-- START --
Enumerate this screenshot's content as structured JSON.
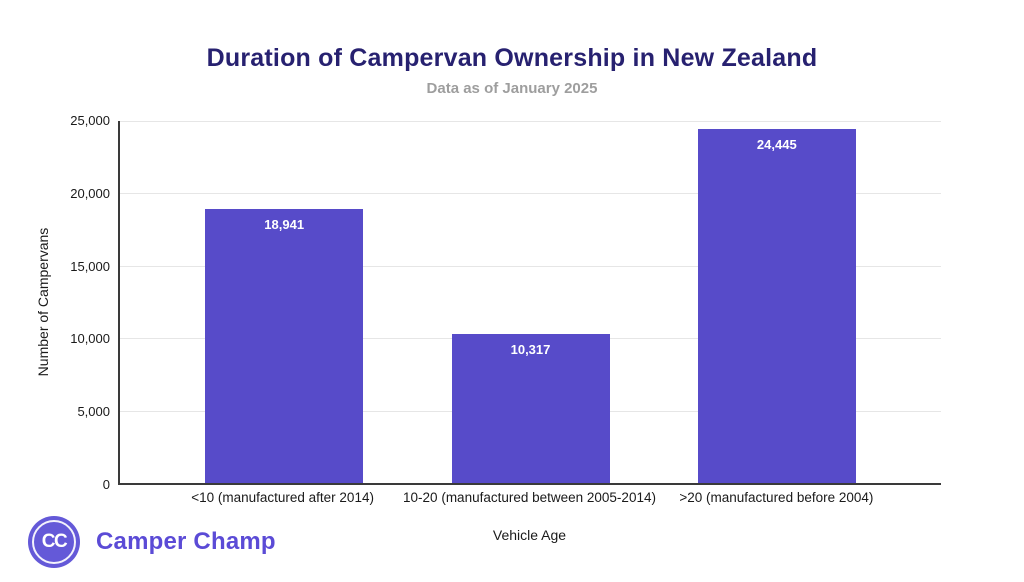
{
  "header": {
    "title": "Duration of Campervan Ownership in New Zealand",
    "subtitle": "Data as of January 2025"
  },
  "chart_data": {
    "type": "bar",
    "title": "Duration of Campervan Ownership in New Zealand",
    "subtitle": "Data as of January 2025",
    "categories": [
      "<10 (manufactured after 2014)",
      "10-20 (manufactured between 2005-2014)",
      ">20 (manufactured before 2004)"
    ],
    "values": [
      18941,
      10317,
      24445
    ],
    "value_labels": [
      "18,941",
      "10,317",
      "24,445"
    ],
    "xlabel": "Vehicle Age",
    "ylabel": "Number of Campervans",
    "ylim": [
      0,
      25000
    ],
    "yticks": [
      0,
      5000,
      10000,
      15000,
      20000,
      25000
    ],
    "ytick_labels": [
      "0",
      "5,000",
      "10,000",
      "15,000",
      "20,000",
      "25,000"
    ],
    "grid": true,
    "legend": "none",
    "bar_color": "#574bc9",
    "bar_centers_pct": [
      20,
      50,
      80
    ]
  },
  "footer": {
    "logo_initials": "CC",
    "brand_name": "Camper Champ"
  },
  "colors": {
    "title": "#272170",
    "subtitle": "#9e9e9e",
    "bar": "#574bc9",
    "bar_value_text": "#ffffff",
    "gridline": "#e6e6e6",
    "axis_line": "#3a3a3a",
    "axis_text": "#1a1a1a",
    "brand": "#5b4bd6",
    "logo_circle": "#6459d8"
  }
}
-- END --
_Short task_.
Write out the entries above verbatim; the pictures do not belong in your copy.

_Written answer_.
Enumerate this screenshot's content as structured JSON.
{
  "header": {
    "title": "Duration of Campervan Ownership in New Zealand",
    "subtitle": "Data as of January 2025"
  },
  "chart_data": {
    "type": "bar",
    "title": "Duration of Campervan Ownership in New Zealand",
    "subtitle": "Data as of January 2025",
    "categories": [
      "<10 (manufactured after 2014)",
      "10-20 (manufactured between 2005-2014)",
      ">20 (manufactured before 2004)"
    ],
    "values": [
      18941,
      10317,
      24445
    ],
    "value_labels": [
      "18,941",
      "10,317",
      "24,445"
    ],
    "xlabel": "Vehicle Age",
    "ylabel": "Number of Campervans",
    "ylim": [
      0,
      25000
    ],
    "yticks": [
      0,
      5000,
      10000,
      15000,
      20000,
      25000
    ],
    "ytick_labels": [
      "0",
      "5,000",
      "10,000",
      "15,000",
      "20,000",
      "25,000"
    ],
    "grid": true,
    "legend": "none",
    "bar_color": "#574bc9",
    "bar_centers_pct": [
      20,
      50,
      80
    ]
  },
  "footer": {
    "logo_initials": "CC",
    "brand_name": "Camper Champ"
  },
  "colors": {
    "title": "#272170",
    "subtitle": "#9e9e9e",
    "bar": "#574bc9",
    "bar_value_text": "#ffffff",
    "gridline": "#e6e6e6",
    "axis_line": "#3a3a3a",
    "axis_text": "#1a1a1a",
    "brand": "#5b4bd6",
    "logo_circle": "#6459d8"
  }
}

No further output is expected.